■ **TASK TO CARRY OUT**
Determine how many lines contain the string "複数の娯楽が集まった施設" and reply with that number alone.

■ **AVAILABLE DATA**

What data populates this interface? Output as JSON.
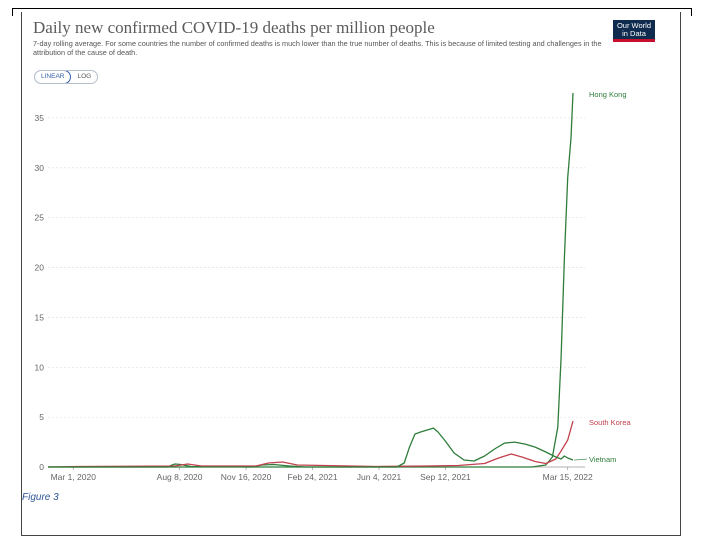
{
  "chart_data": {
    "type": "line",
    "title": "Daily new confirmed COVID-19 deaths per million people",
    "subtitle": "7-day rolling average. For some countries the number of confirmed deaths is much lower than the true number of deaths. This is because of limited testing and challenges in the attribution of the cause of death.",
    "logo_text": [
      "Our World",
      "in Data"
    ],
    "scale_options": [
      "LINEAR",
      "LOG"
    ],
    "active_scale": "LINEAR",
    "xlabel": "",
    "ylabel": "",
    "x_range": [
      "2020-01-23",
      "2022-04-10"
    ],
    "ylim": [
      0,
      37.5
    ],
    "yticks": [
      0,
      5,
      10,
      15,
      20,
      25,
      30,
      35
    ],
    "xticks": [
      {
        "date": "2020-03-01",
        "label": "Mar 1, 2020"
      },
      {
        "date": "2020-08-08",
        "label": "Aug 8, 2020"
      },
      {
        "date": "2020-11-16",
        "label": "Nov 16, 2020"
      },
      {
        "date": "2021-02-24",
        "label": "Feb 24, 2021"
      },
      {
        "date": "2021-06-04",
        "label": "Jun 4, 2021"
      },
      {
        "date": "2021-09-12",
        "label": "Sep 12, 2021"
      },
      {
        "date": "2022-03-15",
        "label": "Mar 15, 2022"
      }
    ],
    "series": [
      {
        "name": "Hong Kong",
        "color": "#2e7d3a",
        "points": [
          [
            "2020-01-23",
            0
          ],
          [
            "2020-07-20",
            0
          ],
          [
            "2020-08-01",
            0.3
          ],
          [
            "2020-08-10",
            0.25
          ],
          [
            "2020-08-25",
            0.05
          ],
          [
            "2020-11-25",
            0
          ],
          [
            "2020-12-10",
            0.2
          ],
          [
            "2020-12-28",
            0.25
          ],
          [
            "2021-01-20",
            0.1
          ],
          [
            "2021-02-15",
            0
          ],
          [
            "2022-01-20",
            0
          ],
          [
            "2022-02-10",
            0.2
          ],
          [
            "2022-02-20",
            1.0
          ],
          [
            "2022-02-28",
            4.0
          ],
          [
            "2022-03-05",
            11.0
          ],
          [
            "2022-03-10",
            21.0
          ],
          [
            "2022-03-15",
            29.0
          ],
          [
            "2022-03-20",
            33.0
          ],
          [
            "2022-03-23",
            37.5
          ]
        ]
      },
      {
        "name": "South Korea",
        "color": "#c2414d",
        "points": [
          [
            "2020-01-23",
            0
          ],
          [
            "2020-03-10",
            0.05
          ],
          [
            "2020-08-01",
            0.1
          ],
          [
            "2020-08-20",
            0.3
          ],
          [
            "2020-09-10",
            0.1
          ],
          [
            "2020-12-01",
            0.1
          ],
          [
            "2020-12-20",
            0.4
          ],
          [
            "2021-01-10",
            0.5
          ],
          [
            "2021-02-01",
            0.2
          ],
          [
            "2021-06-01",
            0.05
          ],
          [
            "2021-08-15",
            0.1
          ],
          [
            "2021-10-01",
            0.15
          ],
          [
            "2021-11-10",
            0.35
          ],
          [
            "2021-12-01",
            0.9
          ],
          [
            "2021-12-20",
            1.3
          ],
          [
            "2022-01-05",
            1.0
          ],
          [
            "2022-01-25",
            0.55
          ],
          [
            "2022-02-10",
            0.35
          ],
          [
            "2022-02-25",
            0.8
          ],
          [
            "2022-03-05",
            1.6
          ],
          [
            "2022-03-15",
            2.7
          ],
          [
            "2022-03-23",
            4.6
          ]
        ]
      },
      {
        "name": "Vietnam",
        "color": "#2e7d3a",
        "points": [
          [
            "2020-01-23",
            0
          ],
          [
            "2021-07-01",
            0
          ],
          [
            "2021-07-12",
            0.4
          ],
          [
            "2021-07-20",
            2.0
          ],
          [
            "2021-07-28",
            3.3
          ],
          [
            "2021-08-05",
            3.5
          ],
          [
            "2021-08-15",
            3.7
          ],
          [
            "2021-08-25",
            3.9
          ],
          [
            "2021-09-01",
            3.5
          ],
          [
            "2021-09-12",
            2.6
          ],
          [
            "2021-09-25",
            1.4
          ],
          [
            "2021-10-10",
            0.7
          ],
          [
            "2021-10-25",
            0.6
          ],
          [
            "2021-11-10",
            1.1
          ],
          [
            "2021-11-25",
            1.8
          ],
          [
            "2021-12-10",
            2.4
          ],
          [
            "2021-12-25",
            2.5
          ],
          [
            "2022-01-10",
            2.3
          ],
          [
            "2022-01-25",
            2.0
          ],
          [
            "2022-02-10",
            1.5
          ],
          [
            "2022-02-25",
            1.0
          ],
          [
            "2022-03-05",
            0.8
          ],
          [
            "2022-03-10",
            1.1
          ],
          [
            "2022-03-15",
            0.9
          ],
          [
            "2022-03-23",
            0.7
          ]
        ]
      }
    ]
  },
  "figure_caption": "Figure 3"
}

--

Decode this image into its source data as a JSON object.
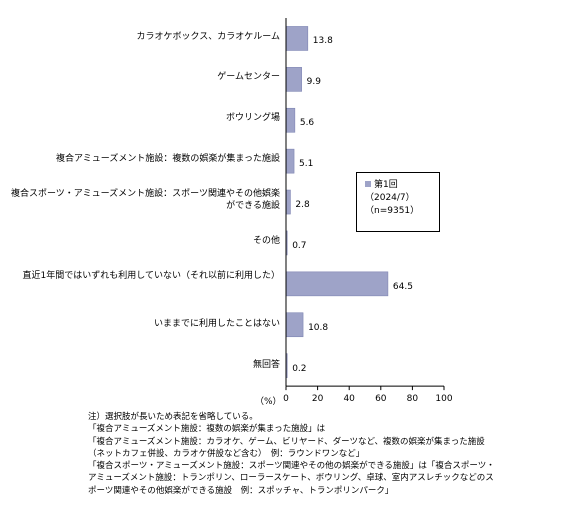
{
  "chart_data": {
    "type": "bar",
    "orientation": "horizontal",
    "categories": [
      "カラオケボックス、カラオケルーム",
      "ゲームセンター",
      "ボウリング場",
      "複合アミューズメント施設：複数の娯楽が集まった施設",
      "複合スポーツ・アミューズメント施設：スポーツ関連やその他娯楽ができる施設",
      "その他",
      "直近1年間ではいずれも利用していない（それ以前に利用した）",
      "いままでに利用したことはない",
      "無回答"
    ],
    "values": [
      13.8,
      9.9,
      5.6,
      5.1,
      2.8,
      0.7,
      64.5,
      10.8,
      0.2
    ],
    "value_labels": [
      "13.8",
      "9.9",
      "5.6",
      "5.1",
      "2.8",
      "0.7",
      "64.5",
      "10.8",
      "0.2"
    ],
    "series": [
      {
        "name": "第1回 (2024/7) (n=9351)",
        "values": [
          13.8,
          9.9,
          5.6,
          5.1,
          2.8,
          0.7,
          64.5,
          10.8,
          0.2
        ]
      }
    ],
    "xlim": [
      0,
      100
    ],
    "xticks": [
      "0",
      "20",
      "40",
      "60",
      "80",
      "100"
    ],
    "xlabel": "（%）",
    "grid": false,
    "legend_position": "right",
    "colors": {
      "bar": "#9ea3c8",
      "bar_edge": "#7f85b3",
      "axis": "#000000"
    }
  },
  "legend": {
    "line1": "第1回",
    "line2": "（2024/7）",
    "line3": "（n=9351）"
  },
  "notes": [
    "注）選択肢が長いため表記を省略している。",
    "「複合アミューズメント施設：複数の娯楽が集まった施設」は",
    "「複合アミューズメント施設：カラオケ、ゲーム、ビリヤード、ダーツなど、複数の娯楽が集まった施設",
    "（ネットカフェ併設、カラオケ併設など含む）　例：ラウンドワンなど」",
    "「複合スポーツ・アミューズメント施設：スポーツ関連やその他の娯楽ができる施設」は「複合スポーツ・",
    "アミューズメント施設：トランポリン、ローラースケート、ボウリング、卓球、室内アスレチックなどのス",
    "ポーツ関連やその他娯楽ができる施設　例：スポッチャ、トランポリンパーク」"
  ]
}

...

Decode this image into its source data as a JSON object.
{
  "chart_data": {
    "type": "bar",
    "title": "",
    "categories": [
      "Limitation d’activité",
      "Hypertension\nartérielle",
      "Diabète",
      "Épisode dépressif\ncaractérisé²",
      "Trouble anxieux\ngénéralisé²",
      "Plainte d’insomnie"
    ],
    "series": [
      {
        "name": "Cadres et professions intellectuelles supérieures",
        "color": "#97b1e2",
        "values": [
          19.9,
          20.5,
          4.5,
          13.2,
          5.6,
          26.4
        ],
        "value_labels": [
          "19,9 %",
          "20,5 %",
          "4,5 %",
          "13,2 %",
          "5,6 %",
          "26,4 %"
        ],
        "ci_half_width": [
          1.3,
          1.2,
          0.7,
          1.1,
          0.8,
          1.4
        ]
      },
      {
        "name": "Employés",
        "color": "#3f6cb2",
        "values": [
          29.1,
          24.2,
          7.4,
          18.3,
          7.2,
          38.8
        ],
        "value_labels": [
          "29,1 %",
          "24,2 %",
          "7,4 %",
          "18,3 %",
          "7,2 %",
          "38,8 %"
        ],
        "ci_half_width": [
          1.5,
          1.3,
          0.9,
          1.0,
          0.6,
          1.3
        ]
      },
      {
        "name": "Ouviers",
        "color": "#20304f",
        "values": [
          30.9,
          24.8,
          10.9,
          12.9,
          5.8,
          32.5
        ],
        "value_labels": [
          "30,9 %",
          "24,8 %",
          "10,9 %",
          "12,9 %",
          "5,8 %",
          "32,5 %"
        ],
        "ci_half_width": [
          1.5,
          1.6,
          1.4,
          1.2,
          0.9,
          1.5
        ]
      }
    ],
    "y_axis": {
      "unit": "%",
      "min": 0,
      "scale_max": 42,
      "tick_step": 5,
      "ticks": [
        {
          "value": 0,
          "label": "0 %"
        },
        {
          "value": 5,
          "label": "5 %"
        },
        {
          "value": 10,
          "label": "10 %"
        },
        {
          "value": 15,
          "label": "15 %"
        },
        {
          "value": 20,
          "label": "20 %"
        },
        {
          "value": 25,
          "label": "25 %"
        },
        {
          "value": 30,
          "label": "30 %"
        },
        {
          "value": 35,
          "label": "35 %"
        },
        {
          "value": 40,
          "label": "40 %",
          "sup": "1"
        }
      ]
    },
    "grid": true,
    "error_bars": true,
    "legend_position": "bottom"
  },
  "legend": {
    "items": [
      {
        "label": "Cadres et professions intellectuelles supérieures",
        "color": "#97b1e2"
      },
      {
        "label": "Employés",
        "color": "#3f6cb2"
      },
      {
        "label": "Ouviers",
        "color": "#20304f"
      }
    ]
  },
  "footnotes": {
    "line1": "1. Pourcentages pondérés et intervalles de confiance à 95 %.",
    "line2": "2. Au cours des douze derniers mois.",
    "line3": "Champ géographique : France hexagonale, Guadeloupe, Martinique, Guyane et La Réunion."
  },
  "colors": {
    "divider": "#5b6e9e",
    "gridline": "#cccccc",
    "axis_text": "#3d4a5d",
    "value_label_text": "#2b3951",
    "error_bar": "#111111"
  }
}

■ **OUTPUT OF THE TASK**
3